Exercise. Write out all of the entries that follow, word for word, but skip the pictures.

Dataset items.
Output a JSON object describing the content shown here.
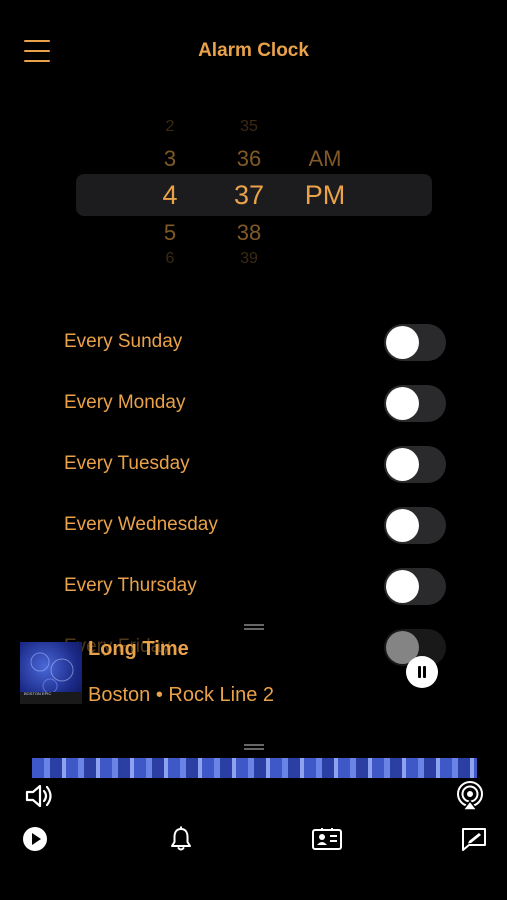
{
  "header": {
    "title": "Alarm Clock"
  },
  "picker": {
    "hours": [
      "2",
      "3",
      "4",
      "5",
      "6"
    ],
    "minutes": [
      "35",
      "36",
      "37",
      "38",
      "39"
    ],
    "periods": [
      "AM",
      "PM"
    ]
  },
  "days": [
    {
      "label": "Every Sunday",
      "on": false
    },
    {
      "label": "Every Monday",
      "on": false
    },
    {
      "label": "Every Tuesday",
      "on": false
    },
    {
      "label": "Every Wednesday",
      "on": false
    },
    {
      "label": "Every Thursday",
      "on": false
    },
    {
      "label": "Every Friday",
      "on": false
    }
  ],
  "now_playing": {
    "title": "Long Time",
    "subtitle": "Boston • Rock Line 2",
    "art_text": "BOSTON EPIC"
  },
  "icons": {
    "menu": "hamburger-icon",
    "volume": "speaker-icon",
    "airplay": "airplay-icon",
    "play": "play-icon",
    "alarm": "bell-icon",
    "contact": "contact-card-icon",
    "edit": "edit-icon"
  },
  "colors": {
    "accent": "#e9a24a",
    "background": "#000000"
  }
}
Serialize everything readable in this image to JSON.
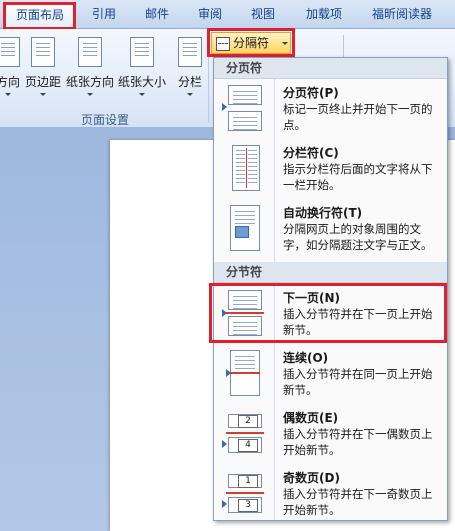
{
  "tabs": [
    {
      "label": "页面布局",
      "active": true
    },
    {
      "label": "引用"
    },
    {
      "label": "邮件"
    },
    {
      "label": "审阅"
    },
    {
      "label": "视图"
    },
    {
      "label": "加载项"
    },
    {
      "label": "福昕阅读器"
    }
  ],
  "ribbon": {
    "buttons": [
      {
        "label": "方向"
      },
      {
        "label": "页边距"
      },
      {
        "label": "纸张方向"
      },
      {
        "label": "纸张大小"
      },
      {
        "label": "分栏"
      }
    ],
    "group_label": "页面设置",
    "breaks_button": "分隔符"
  },
  "menu": {
    "page_breaks_header": "分页符",
    "section_breaks_header": "分节符",
    "items": [
      {
        "title": "分页符(P)",
        "desc": "标记一页终止并开始下一页的点。"
      },
      {
        "title": "分栏符(C)",
        "desc": "指示分栏符后面的文字将从下一栏开始。"
      },
      {
        "title": "自动换行符(T)",
        "desc": "分隔网页上的对象周围的文字，如分隔题注文字与正文。"
      },
      {
        "title": "下一页(N)",
        "desc": "插入分节符并在下一页上开始新节。"
      },
      {
        "title": "连续(O)",
        "desc": "插入分节符并在同一页上开始新节。"
      },
      {
        "title": "偶数页(E)",
        "desc": "插入分节符并在下一偶数页上开始新节。",
        "badges": [
          "2",
          "4"
        ]
      },
      {
        "title": "奇数页(D)",
        "desc": "插入分节符并在下一奇数页上开始新节。",
        "badges": [
          "1",
          "3"
        ]
      }
    ]
  },
  "colors": {
    "highlight_box": "#e0202e",
    "ribbon_accent": "#15428b"
  }
}
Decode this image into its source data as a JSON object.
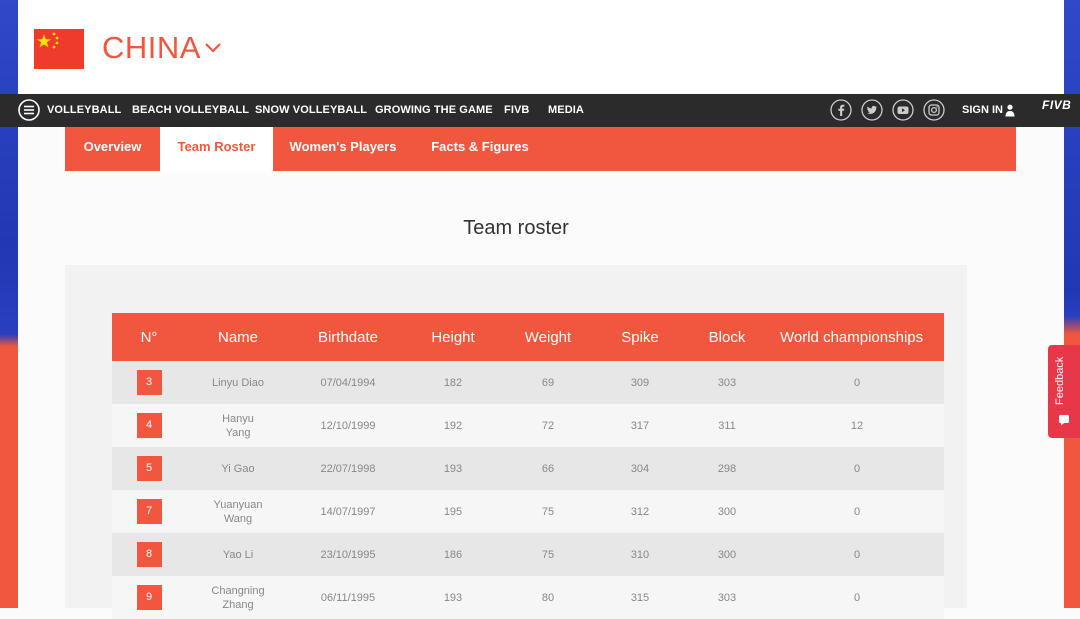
{
  "country": {
    "name": "CHINA",
    "flag_color": "#ee3b2b",
    "flag_star_color": "#ffde00"
  },
  "topnav": {
    "items": [
      "VOLLEYBALL",
      "BEACH VOLLEYBALL",
      "SNOW VOLLEYBALL",
      "GROWING THE GAME",
      "FIVB",
      "MEDIA"
    ],
    "social_icons": [
      "facebook-icon",
      "twitter-icon",
      "youtube-icon",
      "instagram-icon"
    ],
    "sign_in": "SIGN IN",
    "logo": "FIVB"
  },
  "subnav": {
    "tabs": [
      "Overview",
      "Team Roster",
      "Women's Players",
      "Facts & Figures"
    ],
    "active": "Team Roster"
  },
  "section_title": "Team roster",
  "roster": {
    "columns": [
      "N°",
      "Name",
      "Birthdate",
      "Height",
      "Weight",
      "Spike",
      "Block",
      "World championships"
    ],
    "rows": [
      {
        "no": "3",
        "name": [
          "Linyu Diao"
        ],
        "birthdate": "07/04/1994",
        "height": "182",
        "weight": "69",
        "spike": "309",
        "block": "303",
        "wc": "0"
      },
      {
        "no": "4",
        "name": [
          "Hanyu",
          "Yang"
        ],
        "birthdate": "12/10/1999",
        "height": "192",
        "weight": "72",
        "spike": "317",
        "block": "311",
        "wc": "12"
      },
      {
        "no": "5",
        "name": [
          "Yi Gao"
        ],
        "birthdate": "22/07/1998",
        "height": "193",
        "weight": "66",
        "spike": "304",
        "block": "298",
        "wc": "0"
      },
      {
        "no": "7",
        "name": [
          "Yuanyuan",
          "Wang"
        ],
        "birthdate": "14/07/1997",
        "height": "195",
        "weight": "75",
        "spike": "312",
        "block": "300",
        "wc": "0"
      },
      {
        "no": "8",
        "name": [
          "Yao Li"
        ],
        "birthdate": "23/10/1995",
        "height": "186",
        "weight": "75",
        "spike": "310",
        "block": "300",
        "wc": "0"
      },
      {
        "no": "9",
        "name": [
          "Changning",
          "Zhang"
        ],
        "birthdate": "06/11/1995",
        "height": "193",
        "weight": "80",
        "spike": "315",
        "block": "303",
        "wc": "0"
      }
    ]
  },
  "feedback": "Feedback",
  "colors": {
    "accent": "#f1573e",
    "nav_bg": "#2b2b2b",
    "feedback_bg": "#e9374a"
  }
}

Task result.
Output a JSON object describing the content shown here.
{
  "header": {
    "title": "Alarm Clock"
  },
  "picker": {
    "hours": [
      "2",
      "3",
      "4",
      "5",
      "6"
    ],
    "minutes": [
      "35",
      "36",
      "37",
      "38",
      "39"
    ],
    "periods": [
      "AM",
      "PM"
    ]
  },
  "days": [
    {
      "label": "Every Sunday",
      "on": false
    },
    {
      "label": "Every Monday",
      "on": false
    },
    {
      "label": "Every Tuesday",
      "on": false
    },
    {
      "label": "Every Wednesday",
      "on": false
    },
    {
      "label": "Every Thursday",
      "on": false
    },
    {
      "label": "Every Friday",
      "on": false
    }
  ],
  "now_playing": {
    "title": "Long Time",
    "subtitle": "Boston • Rock Line 2",
    "art_text": "BOSTON EPIC"
  },
  "icons": {
    "menu": "hamburger-icon",
    "volume": "speaker-icon",
    "airplay": "airplay-icon",
    "play": "play-icon",
    "alarm": "bell-icon",
    "contact": "contact-card-icon",
    "edit": "edit-icon"
  },
  "colors": {
    "accent": "#e9a24a",
    "background": "#000000"
  }
}
Serialize everything readable in this image to JSON.
{
  "tabs": [
    {
      "label": "页面布局",
      "active": true
    },
    {
      "label": "引用"
    },
    {
      "label": "邮件"
    },
    {
      "label": "审阅"
    },
    {
      "label": "视图"
    },
    {
      "label": "加载项"
    },
    {
      "label": "福昕阅读器"
    }
  ],
  "ribbon": {
    "buttons": [
      {
        "label": "方向"
      },
      {
        "label": "页边距"
      },
      {
        "label": "纸张方向"
      },
      {
        "label": "纸张大小"
      },
      {
        "label": "分栏"
      }
    ],
    "group_label": "页面设置",
    "breaks_button": "分隔符"
  },
  "menu": {
    "page_breaks_header": "分页符",
    "section_breaks_header": "分节符",
    "items": [
      {
        "title": "分页符(P)",
        "desc": "标记一页终止并开始下一页的点。"
      },
      {
        "title": "分栏符(C)",
        "desc": "指示分栏符后面的文字将从下一栏开始。"
      },
      {
        "title": "自动换行符(T)",
        "desc": "分隔网页上的对象周围的文字，如分隔题注文字与正文。"
      },
      {
        "title": "下一页(N)",
        "desc": "插入分节符并在下一页上开始新节。"
      },
      {
        "title": "连续(O)",
        "desc": "插入分节符并在同一页上开始新节。"
      },
      {
        "title": "偶数页(E)",
        "desc": "插入分节符并在下一偶数页上开始新节。",
        "badges": [
          "2",
          "4"
        ]
      },
      {
        "title": "奇数页(D)",
        "desc": "插入分节符并在下一奇数页上开始新节。",
        "badges": [
          "1",
          "3"
        ]
      }
    ]
  },
  "colors": {
    "highlight_box": "#e0202e",
    "ribbon_accent": "#15428b"
  }
}
Decode this image into its source data as a JSON object.
{
  "country": {
    "name": "CHINA",
    "flag_color": "#ee3b2b",
    "flag_star_color": "#ffde00"
  },
  "topnav": {
    "items": [
      "VOLLEYBALL",
      "BEACH VOLLEYBALL",
      "SNOW VOLLEYBALL",
      "GROWING THE GAME",
      "FIVB",
      "MEDIA"
    ],
    "social_icons": [
      "facebook-icon",
      "twitter-icon",
      "youtube-icon",
      "instagram-icon"
    ],
    "sign_in": "SIGN IN",
    "logo": "FIVB"
  },
  "subnav": {
    "tabs": [
      "Overview",
      "Team Roster",
      "Women's Players",
      "Facts & Figures"
    ],
    "active": "Team Roster"
  },
  "section_title": "Team roster",
  "roster": {
    "columns": [
      "N°",
      "Name",
      "Birthdate",
      "Height",
      "Weight",
      "Spike",
      "Block",
      "World championships"
    ],
    "rows": [
      {
        "no": "3",
        "name": [
          "Linyu Diao"
        ],
        "birthdate": "07/04/1994",
        "height": "182",
        "weight": "69",
        "spike": "309",
        "block": "303",
        "wc": "0"
      },
      {
        "no": "4",
        "name": [
          "Hanyu",
          "Yang"
        ],
        "birthdate": "12/10/1999",
        "height": "192",
        "weight": "72",
        "spike": "317",
        "block": "311",
        "wc": "12"
      },
      {
        "no": "5",
        "name": [
          "Yi Gao"
        ],
        "birthdate": "22/07/1998",
        "height": "193",
        "weight": "66",
        "spike": "304",
        "block": "298",
        "wc": "0"
      },
      {
        "no": "7",
        "name": [
          "Yuanyuan",
          "Wang"
        ],
        "birthdate": "14/07/1997",
        "height": "195",
        "weight": "75",
        "spike": "312",
        "block": "300",
        "wc": "0"
      },
      {
        "no": "8",
        "name": [
          "Yao Li"
        ],
        "birthdate": "23/10/1995",
        "height": "186",
        "weight": "75",
        "spike": "310",
        "block": "300",
        "wc": "0"
      },
      {
        "no": "9",
        "name": [
          "Changning",
          "Zhang"
        ],
        "birthdate": "06/11/1995",
        "height": "193",
        "weight": "80",
        "spike": "315",
        "block": "303",
        "wc": "0"
      }
    ]
  },
  "feedback": "Feedback",
  "colors": {
    "accent": "#f1573e",
    "nav_bg": "#2b2b2b",
    "feedback_bg": "#e9374a"
  }
}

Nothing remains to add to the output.